Recorded data:
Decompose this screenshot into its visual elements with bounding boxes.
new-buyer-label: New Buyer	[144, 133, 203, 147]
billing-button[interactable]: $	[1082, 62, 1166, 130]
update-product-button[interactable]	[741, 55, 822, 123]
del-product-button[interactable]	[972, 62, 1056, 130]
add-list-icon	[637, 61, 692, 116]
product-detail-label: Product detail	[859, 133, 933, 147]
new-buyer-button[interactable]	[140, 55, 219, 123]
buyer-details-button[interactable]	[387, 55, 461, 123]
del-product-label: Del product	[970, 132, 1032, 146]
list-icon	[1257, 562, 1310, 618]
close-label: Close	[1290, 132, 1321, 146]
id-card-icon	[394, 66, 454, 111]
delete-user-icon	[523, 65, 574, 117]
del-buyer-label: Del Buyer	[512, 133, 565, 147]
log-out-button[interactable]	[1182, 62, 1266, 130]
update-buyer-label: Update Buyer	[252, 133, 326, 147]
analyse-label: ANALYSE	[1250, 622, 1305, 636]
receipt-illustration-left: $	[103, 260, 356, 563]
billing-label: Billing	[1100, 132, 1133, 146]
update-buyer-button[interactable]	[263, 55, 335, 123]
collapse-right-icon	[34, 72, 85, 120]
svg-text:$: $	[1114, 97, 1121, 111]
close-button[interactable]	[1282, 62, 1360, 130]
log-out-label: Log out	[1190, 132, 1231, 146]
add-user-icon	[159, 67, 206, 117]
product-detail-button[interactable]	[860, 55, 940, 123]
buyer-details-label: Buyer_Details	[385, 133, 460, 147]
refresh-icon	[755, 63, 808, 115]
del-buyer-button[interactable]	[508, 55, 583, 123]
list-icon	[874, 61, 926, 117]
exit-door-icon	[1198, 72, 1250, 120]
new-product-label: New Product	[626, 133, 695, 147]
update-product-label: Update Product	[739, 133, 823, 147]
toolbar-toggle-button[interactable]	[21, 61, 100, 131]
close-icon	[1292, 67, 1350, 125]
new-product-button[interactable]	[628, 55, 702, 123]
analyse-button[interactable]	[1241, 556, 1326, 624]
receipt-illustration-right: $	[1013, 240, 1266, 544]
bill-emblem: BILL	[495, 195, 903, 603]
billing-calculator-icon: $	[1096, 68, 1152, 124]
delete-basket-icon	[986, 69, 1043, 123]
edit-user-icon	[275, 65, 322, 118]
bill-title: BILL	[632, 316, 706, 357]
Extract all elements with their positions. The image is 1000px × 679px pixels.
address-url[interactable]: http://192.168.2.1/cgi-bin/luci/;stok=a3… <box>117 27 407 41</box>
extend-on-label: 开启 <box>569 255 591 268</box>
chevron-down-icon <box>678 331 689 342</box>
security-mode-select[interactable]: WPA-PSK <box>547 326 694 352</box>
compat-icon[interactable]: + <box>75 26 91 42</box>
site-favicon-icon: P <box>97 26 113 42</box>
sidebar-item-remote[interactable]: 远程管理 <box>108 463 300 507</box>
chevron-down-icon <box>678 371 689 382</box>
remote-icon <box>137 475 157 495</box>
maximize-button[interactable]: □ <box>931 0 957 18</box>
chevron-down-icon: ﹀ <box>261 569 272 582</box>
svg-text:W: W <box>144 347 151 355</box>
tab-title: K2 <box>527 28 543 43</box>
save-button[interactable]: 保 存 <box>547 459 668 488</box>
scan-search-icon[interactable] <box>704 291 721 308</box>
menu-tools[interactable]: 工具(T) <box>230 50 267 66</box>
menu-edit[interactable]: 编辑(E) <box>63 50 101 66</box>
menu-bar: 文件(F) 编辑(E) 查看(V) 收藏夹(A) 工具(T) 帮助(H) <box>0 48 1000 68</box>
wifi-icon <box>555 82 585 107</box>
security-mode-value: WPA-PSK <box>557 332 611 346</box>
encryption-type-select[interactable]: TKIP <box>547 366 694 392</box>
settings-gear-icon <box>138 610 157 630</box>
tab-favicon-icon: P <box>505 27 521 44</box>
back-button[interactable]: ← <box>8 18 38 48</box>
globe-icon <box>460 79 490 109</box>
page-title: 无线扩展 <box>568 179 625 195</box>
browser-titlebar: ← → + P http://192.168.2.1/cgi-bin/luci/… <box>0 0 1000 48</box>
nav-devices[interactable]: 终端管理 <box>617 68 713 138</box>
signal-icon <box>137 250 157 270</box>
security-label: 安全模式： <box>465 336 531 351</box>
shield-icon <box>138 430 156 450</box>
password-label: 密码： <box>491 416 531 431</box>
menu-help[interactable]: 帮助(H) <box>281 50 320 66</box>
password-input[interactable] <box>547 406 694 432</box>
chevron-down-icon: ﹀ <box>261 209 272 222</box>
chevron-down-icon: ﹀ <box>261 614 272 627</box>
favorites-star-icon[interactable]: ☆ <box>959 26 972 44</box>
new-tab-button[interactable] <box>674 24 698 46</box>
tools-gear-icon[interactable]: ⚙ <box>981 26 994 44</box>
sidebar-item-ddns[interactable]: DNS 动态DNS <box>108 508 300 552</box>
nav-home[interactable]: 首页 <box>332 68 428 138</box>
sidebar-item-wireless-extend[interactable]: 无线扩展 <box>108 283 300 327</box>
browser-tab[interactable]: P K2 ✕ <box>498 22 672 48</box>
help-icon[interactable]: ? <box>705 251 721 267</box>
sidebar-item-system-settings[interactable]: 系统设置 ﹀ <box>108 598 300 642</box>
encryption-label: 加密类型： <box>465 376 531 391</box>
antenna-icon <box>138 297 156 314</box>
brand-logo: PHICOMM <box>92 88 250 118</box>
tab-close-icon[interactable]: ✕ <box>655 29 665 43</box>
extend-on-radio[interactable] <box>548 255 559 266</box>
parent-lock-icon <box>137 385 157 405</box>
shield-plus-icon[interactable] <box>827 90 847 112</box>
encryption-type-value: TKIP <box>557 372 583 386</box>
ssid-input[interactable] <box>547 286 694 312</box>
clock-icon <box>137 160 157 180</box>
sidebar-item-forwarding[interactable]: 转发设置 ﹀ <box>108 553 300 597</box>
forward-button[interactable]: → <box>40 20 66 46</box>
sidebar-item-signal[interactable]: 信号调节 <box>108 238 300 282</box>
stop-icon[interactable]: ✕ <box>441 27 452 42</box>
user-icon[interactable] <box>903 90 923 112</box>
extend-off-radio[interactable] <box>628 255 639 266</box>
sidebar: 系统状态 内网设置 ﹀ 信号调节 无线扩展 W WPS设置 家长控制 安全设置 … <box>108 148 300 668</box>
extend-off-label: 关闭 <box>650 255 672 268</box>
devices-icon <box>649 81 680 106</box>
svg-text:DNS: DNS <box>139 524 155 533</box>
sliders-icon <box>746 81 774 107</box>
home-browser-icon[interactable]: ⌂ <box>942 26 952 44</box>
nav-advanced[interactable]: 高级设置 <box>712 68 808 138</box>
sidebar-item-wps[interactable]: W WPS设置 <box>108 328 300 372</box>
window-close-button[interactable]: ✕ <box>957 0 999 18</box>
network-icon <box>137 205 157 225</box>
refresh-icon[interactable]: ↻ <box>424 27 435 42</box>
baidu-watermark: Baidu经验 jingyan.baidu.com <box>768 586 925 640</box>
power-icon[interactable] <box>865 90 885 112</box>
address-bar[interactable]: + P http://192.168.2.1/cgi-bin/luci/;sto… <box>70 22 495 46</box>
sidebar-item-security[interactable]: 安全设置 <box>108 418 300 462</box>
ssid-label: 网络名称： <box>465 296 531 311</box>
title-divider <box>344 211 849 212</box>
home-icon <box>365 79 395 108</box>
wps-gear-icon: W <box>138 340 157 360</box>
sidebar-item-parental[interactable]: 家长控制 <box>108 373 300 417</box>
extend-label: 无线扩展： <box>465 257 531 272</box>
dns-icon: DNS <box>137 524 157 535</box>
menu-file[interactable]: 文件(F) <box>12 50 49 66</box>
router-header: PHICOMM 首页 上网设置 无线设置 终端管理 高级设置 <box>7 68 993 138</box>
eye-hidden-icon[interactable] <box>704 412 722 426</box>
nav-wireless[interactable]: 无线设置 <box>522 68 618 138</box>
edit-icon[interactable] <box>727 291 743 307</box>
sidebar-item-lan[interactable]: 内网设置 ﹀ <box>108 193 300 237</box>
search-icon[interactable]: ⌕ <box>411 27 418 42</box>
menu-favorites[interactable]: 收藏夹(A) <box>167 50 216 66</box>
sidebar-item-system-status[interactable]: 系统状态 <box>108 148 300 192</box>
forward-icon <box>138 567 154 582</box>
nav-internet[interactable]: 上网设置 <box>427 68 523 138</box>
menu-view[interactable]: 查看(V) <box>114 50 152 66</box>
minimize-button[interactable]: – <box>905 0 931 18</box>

→ **Work instructions**
Starting from the first line of the records and ending with the line that contains "132, 1231, 146]", write those lines out again, swapping "Update Buyer" for "Edit Buyer" and changing nothing else.

→ **Full response**
Decompose this screenshot into its visual elements with bounding boxes.
new-buyer-label: New Buyer	[144, 133, 203, 147]
billing-button[interactable]: $	[1082, 62, 1166, 130]
update-product-button[interactable]	[741, 55, 822, 123]
del-product-button[interactable]	[972, 62, 1056, 130]
add-list-icon	[637, 61, 692, 116]
product-detail-label: Product detail	[859, 133, 933, 147]
new-buyer-button[interactable]	[140, 55, 219, 123]
buyer-details-button[interactable]	[387, 55, 461, 123]
del-product-label: Del product	[970, 132, 1032, 146]
list-icon	[1257, 562, 1310, 618]
close-label: Close	[1290, 132, 1321, 146]
id-card-icon	[394, 66, 454, 111]
delete-user-icon	[523, 65, 574, 117]
del-buyer-label: Del Buyer	[512, 133, 565, 147]
log-out-button[interactable]	[1182, 62, 1266, 130]
update-buyer-label: Edit Buyer	[252, 133, 326, 147]
analyse-label: ANALYSE	[1250, 622, 1305, 636]
receipt-illustration-left: $	[103, 260, 356, 563]
billing-label: Billing	[1100, 132, 1133, 146]
update-buyer-button[interactable]	[263, 55, 335, 123]
collapse-right-icon	[34, 72, 85, 120]
svg-text:$: $	[1114, 97, 1121, 111]
close-button[interactable]	[1282, 62, 1360, 130]
log-out-label: Log out	[1190, 132, 1231, 146]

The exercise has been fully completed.